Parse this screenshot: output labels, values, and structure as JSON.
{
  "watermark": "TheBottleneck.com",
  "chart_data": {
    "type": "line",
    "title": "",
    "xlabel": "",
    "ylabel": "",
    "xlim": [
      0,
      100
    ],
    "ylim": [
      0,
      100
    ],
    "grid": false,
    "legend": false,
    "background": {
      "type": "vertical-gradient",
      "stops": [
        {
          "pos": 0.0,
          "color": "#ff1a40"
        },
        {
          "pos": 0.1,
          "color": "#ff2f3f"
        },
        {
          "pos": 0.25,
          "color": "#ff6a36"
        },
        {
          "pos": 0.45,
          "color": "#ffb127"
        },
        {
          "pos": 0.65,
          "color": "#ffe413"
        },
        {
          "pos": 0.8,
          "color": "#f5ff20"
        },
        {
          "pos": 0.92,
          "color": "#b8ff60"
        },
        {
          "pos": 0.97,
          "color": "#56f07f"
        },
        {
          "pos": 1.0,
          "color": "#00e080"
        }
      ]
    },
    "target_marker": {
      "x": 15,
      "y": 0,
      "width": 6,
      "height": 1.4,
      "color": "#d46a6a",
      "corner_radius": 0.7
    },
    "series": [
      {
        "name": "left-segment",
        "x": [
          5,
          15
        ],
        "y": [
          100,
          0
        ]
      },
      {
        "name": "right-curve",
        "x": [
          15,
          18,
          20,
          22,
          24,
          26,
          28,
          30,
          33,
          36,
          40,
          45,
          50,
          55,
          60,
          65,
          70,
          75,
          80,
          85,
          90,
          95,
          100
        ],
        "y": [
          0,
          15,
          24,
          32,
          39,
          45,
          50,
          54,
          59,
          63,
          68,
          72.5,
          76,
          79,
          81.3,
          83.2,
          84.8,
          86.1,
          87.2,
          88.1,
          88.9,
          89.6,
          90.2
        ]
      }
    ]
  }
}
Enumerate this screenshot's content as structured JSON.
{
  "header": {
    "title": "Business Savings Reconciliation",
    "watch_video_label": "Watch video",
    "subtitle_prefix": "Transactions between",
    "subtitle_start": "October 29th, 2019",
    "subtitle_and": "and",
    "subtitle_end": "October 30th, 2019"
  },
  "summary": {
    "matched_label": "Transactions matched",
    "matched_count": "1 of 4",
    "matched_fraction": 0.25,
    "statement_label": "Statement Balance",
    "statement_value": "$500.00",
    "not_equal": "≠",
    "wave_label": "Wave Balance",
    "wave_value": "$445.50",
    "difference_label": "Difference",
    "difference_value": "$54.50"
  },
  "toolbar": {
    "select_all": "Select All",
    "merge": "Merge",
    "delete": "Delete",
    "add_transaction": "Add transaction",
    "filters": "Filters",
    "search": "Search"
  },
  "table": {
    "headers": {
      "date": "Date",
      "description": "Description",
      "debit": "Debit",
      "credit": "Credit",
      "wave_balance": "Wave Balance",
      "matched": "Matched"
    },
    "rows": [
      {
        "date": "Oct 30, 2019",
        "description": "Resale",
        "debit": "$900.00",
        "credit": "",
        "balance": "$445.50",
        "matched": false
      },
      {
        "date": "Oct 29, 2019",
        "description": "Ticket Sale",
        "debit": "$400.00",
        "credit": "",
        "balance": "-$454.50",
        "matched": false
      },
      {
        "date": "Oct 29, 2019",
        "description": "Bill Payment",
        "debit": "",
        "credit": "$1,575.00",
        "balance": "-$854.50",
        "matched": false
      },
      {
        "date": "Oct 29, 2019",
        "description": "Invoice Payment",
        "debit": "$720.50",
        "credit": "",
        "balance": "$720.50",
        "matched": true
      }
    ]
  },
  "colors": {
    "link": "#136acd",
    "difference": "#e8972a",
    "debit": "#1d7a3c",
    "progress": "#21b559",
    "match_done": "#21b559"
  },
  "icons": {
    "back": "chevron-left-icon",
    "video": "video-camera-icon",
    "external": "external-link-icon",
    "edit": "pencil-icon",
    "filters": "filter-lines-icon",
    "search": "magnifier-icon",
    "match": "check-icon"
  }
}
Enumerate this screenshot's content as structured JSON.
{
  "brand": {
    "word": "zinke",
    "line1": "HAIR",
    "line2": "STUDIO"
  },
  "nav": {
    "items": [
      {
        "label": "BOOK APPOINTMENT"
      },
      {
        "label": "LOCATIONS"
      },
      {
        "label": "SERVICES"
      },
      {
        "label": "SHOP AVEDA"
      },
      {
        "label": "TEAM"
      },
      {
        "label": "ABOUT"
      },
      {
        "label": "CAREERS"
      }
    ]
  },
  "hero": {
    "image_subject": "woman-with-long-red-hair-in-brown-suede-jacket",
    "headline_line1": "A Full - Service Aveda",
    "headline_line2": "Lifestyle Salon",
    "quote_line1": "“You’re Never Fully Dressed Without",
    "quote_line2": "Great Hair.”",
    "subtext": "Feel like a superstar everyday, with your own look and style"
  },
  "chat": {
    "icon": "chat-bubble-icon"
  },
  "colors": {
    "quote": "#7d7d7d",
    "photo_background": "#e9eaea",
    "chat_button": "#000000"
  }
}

----------------

EXERCISE
Report how many lines of the records above contain the word "Payment", and give only that number.

RIGHT ANSWER
2